§ **Page excerpt**
· · ·

As some of you might have noticed, I’m a castle fanatic. I’m also on a mission to visit all the best castles in Europe. It comes as no surprise then that I headed back to France – countries with one of the most beautiful castles in the world. It has the stunning castles of Loire Valley, gorgeous Mont St-Michel, Versailles and many smaller residence palaces.
However, with Versailles being the most famous castle near Paris, I wouldn’t call it my favorite. Vaux le Vicomte castle stole my heart.
When you’re itching for a chateau not very far Paris, consider Vaux le Vicomte. It’s an intimate alternative to the flash and crowds of Versailles. A lot of historians believe that Vaux Le Vicomte is the most important palace in France. It inspired Louis the XIV to build Versailles, the most luxurious palace in the world. But it also has a great story.
Vaux le Vicomte castle
My experience at Vaux le Vicomte
While almost every visitor to France has heard of Versailles, Loire Valley, or even Fontainebleau, I feel like almost noone knows Vaux le Vicomte. Which is actually pretty funny, because most of you have probably seen this castles in movies or well-known photoshoots.
Man in the Iron Mask with Leonardo diCaprio, Marie Antoinette with Kirsten Dunst, Vatel with Uma Thurman, or even Moonraker James Bond with Roger Moore and many other movies were filmed here.

· · ·

§ **Given records**
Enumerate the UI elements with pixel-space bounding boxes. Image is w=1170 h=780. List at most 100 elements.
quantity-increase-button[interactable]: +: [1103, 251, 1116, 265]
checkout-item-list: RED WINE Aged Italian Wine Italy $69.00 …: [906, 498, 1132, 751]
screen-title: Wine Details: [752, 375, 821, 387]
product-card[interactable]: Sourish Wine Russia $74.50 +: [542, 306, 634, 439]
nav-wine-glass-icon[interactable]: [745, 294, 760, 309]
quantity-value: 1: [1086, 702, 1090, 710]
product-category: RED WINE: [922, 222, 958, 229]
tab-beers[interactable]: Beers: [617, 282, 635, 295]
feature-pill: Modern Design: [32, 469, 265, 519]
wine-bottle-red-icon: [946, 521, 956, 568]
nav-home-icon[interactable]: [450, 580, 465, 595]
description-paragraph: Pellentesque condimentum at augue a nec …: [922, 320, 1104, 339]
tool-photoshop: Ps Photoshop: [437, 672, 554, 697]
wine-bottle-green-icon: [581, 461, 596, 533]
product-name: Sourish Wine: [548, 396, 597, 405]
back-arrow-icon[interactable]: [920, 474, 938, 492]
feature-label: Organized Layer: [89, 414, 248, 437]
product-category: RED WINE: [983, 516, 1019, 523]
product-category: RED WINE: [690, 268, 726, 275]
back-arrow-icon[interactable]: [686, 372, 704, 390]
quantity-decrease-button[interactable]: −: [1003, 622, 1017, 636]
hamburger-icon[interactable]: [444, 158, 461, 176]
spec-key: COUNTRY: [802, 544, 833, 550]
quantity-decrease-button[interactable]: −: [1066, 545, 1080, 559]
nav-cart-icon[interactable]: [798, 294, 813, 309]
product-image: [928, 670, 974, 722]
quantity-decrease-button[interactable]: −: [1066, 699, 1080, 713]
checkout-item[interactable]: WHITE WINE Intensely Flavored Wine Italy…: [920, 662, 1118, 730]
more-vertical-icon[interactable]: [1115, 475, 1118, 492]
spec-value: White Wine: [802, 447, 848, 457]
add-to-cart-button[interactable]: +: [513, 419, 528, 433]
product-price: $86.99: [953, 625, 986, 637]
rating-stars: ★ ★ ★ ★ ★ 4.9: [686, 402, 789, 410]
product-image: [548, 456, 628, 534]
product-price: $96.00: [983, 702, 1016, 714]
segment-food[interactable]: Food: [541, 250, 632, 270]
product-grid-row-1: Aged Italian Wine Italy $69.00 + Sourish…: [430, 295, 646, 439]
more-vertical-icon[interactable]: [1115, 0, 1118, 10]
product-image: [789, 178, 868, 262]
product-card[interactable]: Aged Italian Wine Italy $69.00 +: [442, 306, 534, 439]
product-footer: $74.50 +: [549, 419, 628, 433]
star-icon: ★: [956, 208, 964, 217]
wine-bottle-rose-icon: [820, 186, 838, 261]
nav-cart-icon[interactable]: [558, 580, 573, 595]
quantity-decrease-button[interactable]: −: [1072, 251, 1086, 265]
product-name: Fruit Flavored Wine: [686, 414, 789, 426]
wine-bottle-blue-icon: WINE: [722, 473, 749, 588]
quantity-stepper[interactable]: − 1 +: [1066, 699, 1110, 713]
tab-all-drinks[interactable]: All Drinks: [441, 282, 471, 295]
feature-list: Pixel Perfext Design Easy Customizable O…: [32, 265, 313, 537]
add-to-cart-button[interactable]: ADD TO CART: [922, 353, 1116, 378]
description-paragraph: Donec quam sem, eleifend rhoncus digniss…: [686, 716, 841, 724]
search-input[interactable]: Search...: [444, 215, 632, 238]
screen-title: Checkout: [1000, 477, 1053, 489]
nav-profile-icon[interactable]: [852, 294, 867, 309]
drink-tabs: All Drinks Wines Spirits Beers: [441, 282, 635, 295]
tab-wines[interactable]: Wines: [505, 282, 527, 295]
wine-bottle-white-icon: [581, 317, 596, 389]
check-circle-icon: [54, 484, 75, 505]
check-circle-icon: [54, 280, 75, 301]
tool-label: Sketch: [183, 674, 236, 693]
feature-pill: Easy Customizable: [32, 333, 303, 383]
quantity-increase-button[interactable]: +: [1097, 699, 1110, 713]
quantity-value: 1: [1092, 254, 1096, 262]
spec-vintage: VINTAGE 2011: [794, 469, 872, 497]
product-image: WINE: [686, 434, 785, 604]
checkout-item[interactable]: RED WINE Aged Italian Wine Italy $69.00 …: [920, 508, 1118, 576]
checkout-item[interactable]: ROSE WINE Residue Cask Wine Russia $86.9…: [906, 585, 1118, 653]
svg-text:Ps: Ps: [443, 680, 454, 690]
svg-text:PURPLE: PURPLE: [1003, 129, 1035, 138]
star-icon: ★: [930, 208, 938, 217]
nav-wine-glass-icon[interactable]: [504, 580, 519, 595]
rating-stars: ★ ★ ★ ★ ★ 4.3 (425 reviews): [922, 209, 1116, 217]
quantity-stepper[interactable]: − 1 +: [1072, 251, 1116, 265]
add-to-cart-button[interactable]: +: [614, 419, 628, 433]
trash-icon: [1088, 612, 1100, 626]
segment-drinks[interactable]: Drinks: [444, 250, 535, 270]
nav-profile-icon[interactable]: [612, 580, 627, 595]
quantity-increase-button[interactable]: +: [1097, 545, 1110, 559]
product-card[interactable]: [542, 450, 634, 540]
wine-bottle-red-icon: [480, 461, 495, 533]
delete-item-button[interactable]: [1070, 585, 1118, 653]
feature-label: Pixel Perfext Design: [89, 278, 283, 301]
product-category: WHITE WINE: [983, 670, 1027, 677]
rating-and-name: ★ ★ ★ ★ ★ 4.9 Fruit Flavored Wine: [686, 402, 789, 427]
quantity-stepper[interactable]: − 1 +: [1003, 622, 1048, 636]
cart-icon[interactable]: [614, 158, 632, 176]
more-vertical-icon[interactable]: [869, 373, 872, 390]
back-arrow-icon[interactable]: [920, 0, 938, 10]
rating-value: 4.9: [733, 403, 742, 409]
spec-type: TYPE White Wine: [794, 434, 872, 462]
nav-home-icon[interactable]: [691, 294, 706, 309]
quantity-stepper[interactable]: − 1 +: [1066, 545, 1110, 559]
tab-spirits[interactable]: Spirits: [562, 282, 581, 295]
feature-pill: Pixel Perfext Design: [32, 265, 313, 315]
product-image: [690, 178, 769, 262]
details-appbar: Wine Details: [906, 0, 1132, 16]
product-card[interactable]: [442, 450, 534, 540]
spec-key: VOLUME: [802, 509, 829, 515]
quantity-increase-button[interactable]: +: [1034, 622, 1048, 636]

· · ·

§ **Complete the following**
A. Find each line in the records that contains the word "Russia" and copy those lines.
B. Continue the travel post about Vaux le Vicomte castle, picking up after its last sentence.

§ **Answers by task**
A.
product-card[interactable]: Sourish Wine Russia $74.50 +: [542, 306, 634, 439]
checkout-item[interactable]: ROSE WINE Residue Cask Wine Russia $86.9…: [906, 585, 1118, 653]

B.
Many of these films were supposedly set in Versailles, but actually filmed at Vaux le Vicomte. Do you see the resemblance now? Recently, even Victoria’s Secret did a photoshoot at Vaux le Vicomte.
But I was kind of glad that this little gem isn’t very popular. As a result there was almost noone there And trust me – I visited in the high season. I was strolling around barely seeing any other visitors for ages. It felt very intimate without hordes of tourists shuffling through from room to room. It was quite a shock after Versailles, or Loire Valley castles.
I also loved the fact that you could rent the period dresses. What’s better than visiting the castle dressed up like a Baroque royalty? Speaking of quirky things I think Vaux le Vicomte had the best gift store I’ve ever seen, especially if you’re a girl. Don’t make my mistake and leave the gift buying activity for the last couple – you won’t find such cute things anywhere else.
Story behind Vaux le Vicomte
Vaux le Vicomte was privately owned by Nicolas Fouquet, who bought the estate it in 1641. After rising to power and elevating status as the King’s Royal Superintendent of Finances, Fouquet hired the best architects to design his residence. Landscape designer André Le Nôtre, architect Louis Le Vau, and painter and decorator Charles Le Brun, the same team who would later create the shrine to the Sun King at Versailles. The castle became a masterpiece.
But Fouquet never got to enjoy his chateau for long.When the construction was completed, he proudly invited Louis the XIV to visit, to show him a special part of the residence for him. But was the biggest mistake of his life.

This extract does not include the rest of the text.